Carry none of the pictures over; write out the complete data exactly.

Data shown -
┌────────
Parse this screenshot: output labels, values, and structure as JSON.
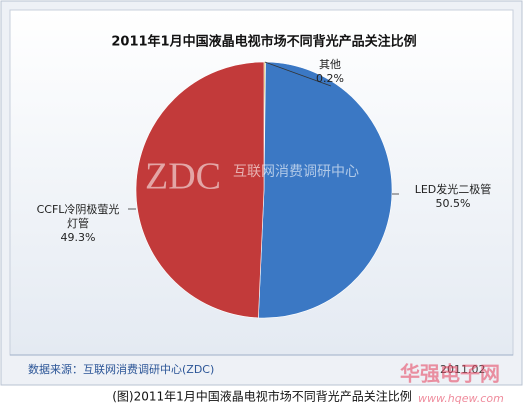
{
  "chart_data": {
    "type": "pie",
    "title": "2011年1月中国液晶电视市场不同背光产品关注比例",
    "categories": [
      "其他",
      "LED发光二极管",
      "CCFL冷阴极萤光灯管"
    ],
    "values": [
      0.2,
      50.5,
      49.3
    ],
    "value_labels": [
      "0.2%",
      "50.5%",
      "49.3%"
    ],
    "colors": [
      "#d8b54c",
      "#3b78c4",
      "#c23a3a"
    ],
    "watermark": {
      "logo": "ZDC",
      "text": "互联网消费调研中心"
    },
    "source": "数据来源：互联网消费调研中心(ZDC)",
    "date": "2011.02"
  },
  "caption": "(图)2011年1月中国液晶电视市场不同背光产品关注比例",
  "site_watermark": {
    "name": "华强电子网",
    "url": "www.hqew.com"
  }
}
└────────
Expected answer -
Parse this screenshot: output labels, values, and structure as JSON.
{
  "chart_data": {
    "type": "pie",
    "title": "2011年1月中国液晶电视市场不同背光产品关注比例",
    "categories": [
      "其他",
      "LED发光二极管",
      "CCFL冷阴极萤光灯管"
    ],
    "values": [
      0.2,
      50.5,
      49.3
    ],
    "value_labels": [
      "0.2%",
      "50.5%",
      "49.3%"
    ],
    "colors": [
      "#d8b54c",
      "#3b78c4",
      "#c23a3a"
    ],
    "watermark": {
      "logo": "ZDC",
      "text": "互联网消费调研中心"
    },
    "source": "数据来源：互联网消费调研中心(ZDC)",
    "date": "2011.02"
  },
  "caption": "(图)2011年1月中国液晶电视市场不同背光产品关注比例",
  "site_watermark": {
    "name": "华强电子网",
    "url": "www.hqew.com"
  }
}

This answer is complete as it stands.